SHORT TASK —
Drop every picture, then transcribe the remaining data exactly.

(Figure content listings)
------------------------------------------------

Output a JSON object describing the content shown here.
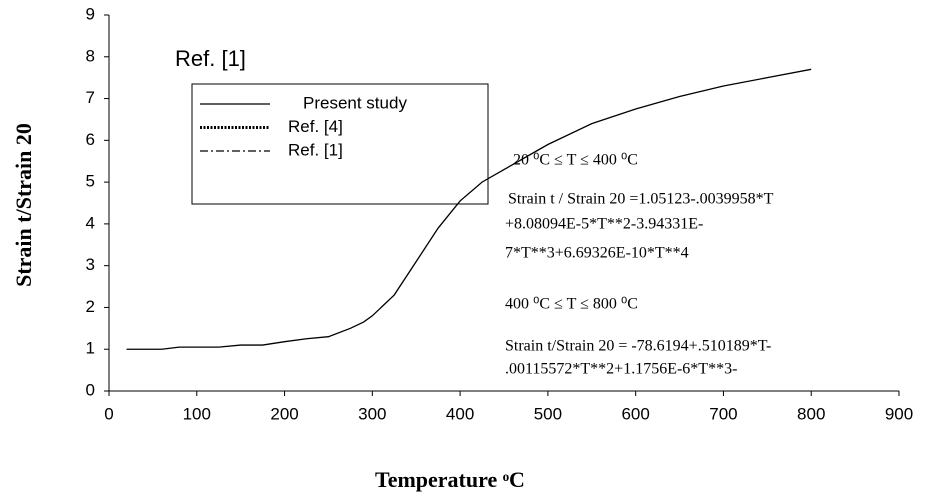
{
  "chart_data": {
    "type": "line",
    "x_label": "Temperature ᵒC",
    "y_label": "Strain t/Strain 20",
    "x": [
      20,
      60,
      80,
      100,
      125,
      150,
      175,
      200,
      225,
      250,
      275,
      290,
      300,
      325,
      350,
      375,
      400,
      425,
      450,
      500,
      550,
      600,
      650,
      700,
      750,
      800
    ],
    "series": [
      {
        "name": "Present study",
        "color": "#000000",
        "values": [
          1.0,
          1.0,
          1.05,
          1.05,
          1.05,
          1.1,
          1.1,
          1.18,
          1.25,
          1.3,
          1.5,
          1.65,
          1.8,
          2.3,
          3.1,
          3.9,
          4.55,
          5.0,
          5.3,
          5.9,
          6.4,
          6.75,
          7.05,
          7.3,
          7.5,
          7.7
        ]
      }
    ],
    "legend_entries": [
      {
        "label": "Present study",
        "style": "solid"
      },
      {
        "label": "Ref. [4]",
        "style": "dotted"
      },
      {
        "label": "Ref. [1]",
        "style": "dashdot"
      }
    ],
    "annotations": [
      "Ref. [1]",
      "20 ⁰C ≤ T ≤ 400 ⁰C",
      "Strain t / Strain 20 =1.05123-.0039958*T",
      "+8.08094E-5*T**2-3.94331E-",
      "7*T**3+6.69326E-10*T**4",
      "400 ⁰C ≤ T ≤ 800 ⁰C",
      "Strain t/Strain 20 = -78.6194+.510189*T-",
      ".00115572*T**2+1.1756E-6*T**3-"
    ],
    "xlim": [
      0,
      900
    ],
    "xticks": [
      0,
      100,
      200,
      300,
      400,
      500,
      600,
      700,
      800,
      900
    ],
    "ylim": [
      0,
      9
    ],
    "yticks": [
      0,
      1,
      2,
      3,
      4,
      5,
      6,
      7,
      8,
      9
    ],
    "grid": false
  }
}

------------------------------------------------

RESULT BELOW —
Output a JSON object describing the content shown here.
{
  "chart_data": {
    "type": "line",
    "x_label": "Temperature ᵒC",
    "y_label": "Strain t/Strain 20",
    "x": [
      20,
      60,
      80,
      100,
      125,
      150,
      175,
      200,
      225,
      250,
      275,
      290,
      300,
      325,
      350,
      375,
      400,
      425,
      450,
      500,
      550,
      600,
      650,
      700,
      750,
      800
    ],
    "series": [
      {
        "name": "Present study",
        "color": "#000000",
        "values": [
          1.0,
          1.0,
          1.05,
          1.05,
          1.05,
          1.1,
          1.1,
          1.18,
          1.25,
          1.3,
          1.5,
          1.65,
          1.8,
          2.3,
          3.1,
          3.9,
          4.55,
          5.0,
          5.3,
          5.9,
          6.4,
          6.75,
          7.05,
          7.3,
          7.5,
          7.7
        ]
      }
    ],
    "legend_entries": [
      {
        "label": "Present study",
        "style": "solid"
      },
      {
        "label": "Ref. [4]",
        "style": "dotted"
      },
      {
        "label": "Ref. [1]",
        "style": "dashdot"
      }
    ],
    "annotations": [
      "Ref. [1]",
      "20 ⁰C ≤ T ≤ 400 ⁰C",
      "Strain t / Strain 20 =1.05123-.0039958*T",
      "+8.08094E-5*T**2-3.94331E-",
      "7*T**3+6.69326E-10*T**4",
      "400 ⁰C ≤ T ≤ 800 ⁰C",
      "Strain t/Strain 20 = -78.6194+.510189*T-",
      ".00115572*T**2+1.1756E-6*T**3-"
    ],
    "xlim": [
      0,
      900
    ],
    "xticks": [
      0,
      100,
      200,
      300,
      400,
      500,
      600,
      700,
      800,
      900
    ],
    "ylim": [
      0,
      9
    ],
    "yticks": [
      0,
      1,
      2,
      3,
      4,
      5,
      6,
      7,
      8,
      9
    ],
    "grid": false
  }
}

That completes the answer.